WHAT THE TASK REQUIRES: Look below for the line that contains "Enumerate this screenshot's", then quote it and all the lines after it, exactly, with the pictures left out.

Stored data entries
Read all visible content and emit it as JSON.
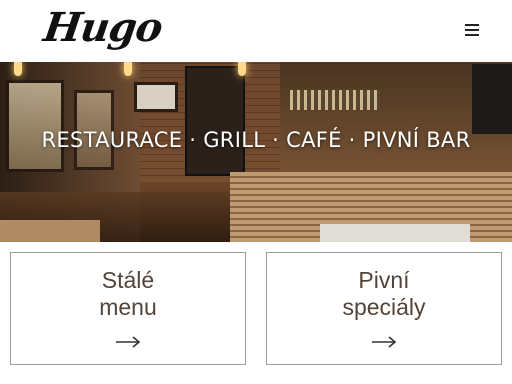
{
  "header": {
    "logo_text": "Hugo",
    "menu_icon": "hamburger-menu-icon"
  },
  "hero": {
    "title": "RESTAURACE · GRILL · CAFÉ · PIVNÍ BAR"
  },
  "cards": [
    {
      "label": "Stálé\nmenu",
      "icon": "arrow-right-icon"
    },
    {
      "label": "Pivní\nspeciály",
      "icon": "arrow-right-icon"
    }
  ],
  "colors": {
    "card_text": "#55443a",
    "card_border": "#9e9e9e",
    "logo": "#111111"
  }
}
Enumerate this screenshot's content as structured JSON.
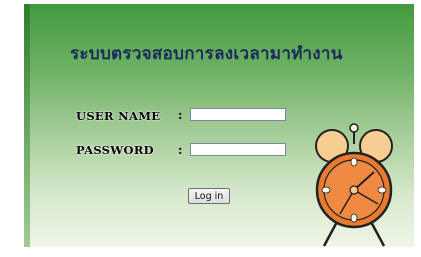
{
  "title": "ระบบตรวจสอบการลงเวลามาทำงาน",
  "form": {
    "username_label": "USER NAME",
    "password_label": "PASSWORD",
    "separator": ":",
    "username_value": "",
    "password_value": "",
    "login_button": "Log in"
  },
  "icons": {
    "illustration": "alarm-clock-icon"
  },
  "colors": {
    "panel_top": "#449a3e",
    "panel_bottom": "#eef6e8",
    "clock_face": "#e97a2f",
    "clock_bells": "#f7ce92"
  }
}
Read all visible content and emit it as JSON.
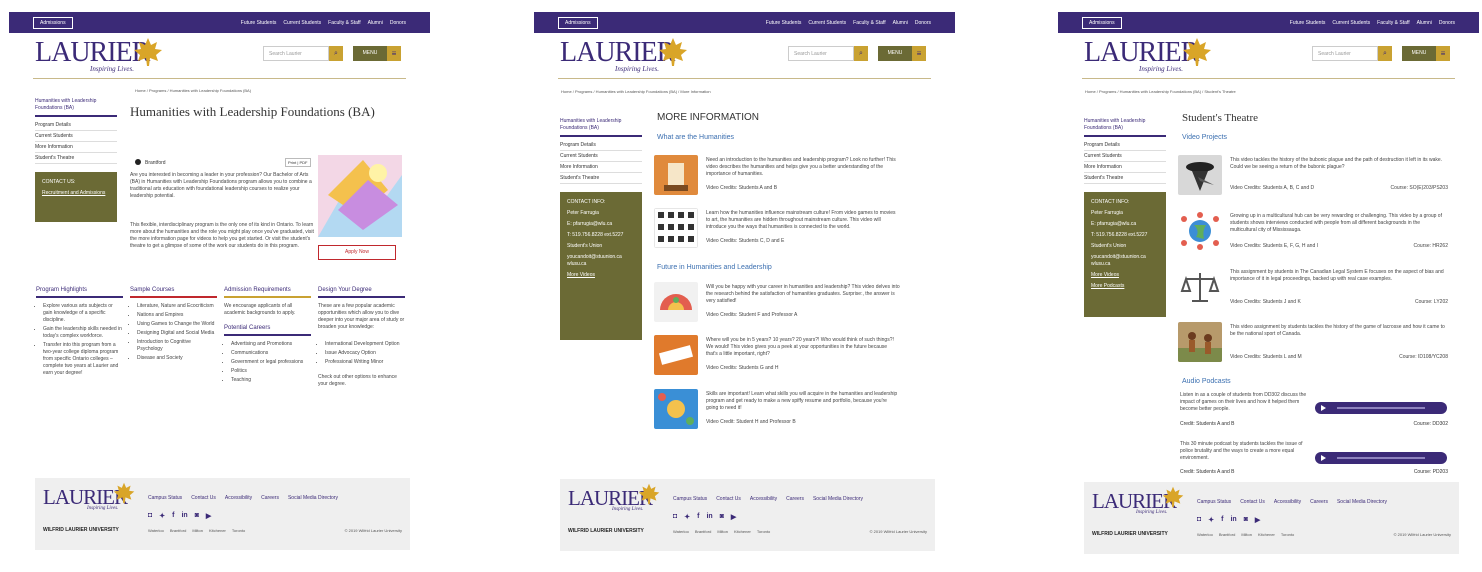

RESPONSE:
Enumerate this screenshot's content as structured JSON.
{
  "title": "ระบบตรวจสอบการลงเวลามาทำงาน",
  "form": {
    "username_label": "USER NAME",
    "password_label": "PASSWORD",
    "separator": ":",
    "username_value": "",
    "password_value": "",
    "login_button": "Log in"
  },
  "icons": {
    "illustration": "alarm-clock-icon"
  },
  "colors": {
    "panel_top": "#449a3e",
    "panel_bottom": "#eef6e8",
    "clock_face": "#e97a2f",
    "clock_bells": "#f7ce92"
  }
}
Read all visible content and emit it as JSON.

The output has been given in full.